• WORK REQUIRED:
Copy out all lines where "UNBLOCKED" appears.

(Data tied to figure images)
########

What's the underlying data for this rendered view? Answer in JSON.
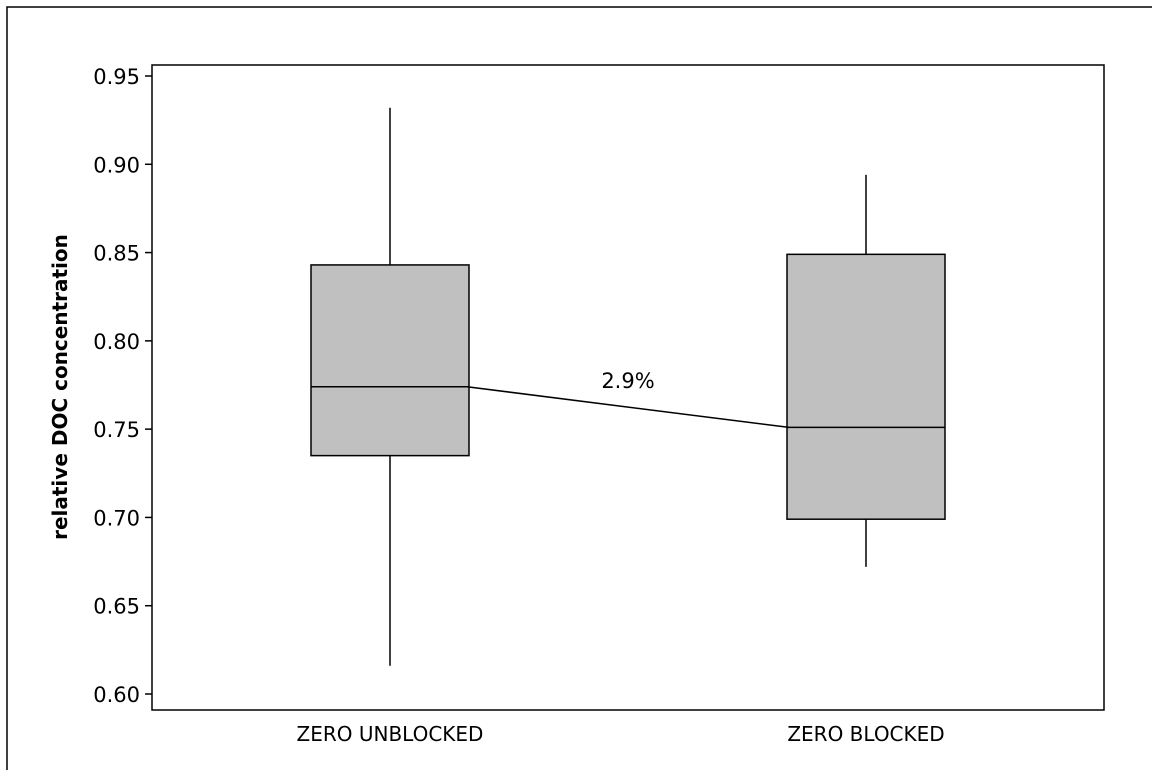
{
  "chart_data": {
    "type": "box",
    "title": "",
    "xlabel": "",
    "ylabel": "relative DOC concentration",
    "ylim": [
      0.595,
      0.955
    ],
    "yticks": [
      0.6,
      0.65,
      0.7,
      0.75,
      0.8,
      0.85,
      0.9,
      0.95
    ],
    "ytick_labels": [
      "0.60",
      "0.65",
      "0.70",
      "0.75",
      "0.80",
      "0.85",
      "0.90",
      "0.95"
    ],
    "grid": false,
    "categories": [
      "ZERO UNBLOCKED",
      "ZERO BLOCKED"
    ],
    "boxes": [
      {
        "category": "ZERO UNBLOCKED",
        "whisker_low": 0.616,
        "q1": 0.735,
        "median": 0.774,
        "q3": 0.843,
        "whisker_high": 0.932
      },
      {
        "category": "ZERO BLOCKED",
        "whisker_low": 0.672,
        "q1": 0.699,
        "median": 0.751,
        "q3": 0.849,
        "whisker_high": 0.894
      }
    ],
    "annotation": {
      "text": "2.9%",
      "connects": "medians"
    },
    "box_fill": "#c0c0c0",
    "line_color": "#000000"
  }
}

########

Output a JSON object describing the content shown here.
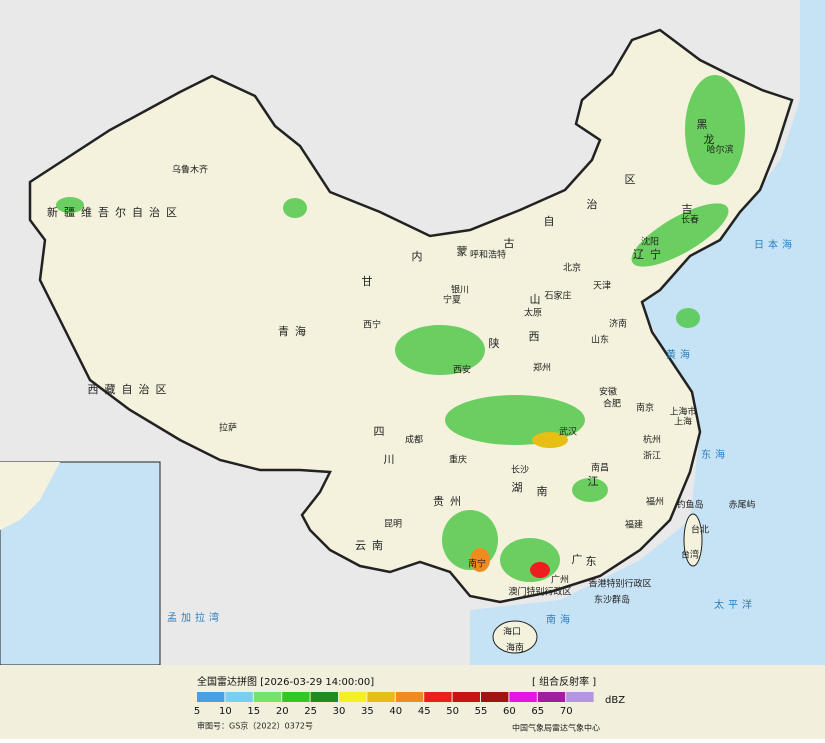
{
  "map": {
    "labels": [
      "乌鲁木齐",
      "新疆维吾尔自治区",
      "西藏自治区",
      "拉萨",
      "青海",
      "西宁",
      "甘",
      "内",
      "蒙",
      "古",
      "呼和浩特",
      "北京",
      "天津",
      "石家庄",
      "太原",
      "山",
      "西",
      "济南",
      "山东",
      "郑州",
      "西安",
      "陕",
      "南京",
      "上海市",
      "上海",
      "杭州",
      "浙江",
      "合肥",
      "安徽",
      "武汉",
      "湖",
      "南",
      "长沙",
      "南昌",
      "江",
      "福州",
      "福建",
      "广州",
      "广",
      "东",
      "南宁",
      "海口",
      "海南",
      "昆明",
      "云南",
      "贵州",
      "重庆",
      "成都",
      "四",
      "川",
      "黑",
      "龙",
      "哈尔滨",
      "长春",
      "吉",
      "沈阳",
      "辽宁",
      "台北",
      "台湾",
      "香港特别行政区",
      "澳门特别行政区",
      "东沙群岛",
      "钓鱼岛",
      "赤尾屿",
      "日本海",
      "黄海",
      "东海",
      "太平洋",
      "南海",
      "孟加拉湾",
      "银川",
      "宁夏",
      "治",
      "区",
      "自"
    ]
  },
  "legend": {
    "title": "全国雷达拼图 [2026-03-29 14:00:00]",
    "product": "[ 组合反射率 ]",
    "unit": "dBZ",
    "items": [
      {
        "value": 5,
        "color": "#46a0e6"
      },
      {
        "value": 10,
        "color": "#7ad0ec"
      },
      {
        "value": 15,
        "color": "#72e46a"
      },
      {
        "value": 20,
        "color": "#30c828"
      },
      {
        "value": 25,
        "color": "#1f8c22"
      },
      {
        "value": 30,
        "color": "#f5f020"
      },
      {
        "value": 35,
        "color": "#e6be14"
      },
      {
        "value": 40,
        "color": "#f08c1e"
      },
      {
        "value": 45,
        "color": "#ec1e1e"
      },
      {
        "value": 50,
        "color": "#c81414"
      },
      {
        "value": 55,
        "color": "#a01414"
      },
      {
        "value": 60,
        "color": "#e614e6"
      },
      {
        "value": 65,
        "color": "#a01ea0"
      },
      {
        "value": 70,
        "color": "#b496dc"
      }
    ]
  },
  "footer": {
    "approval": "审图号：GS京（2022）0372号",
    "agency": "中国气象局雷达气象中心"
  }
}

########

• ANSWER TO THIS TASK:
      "ZERO UNBLOCKED",
        "category": "ZERO UNBLOCKED",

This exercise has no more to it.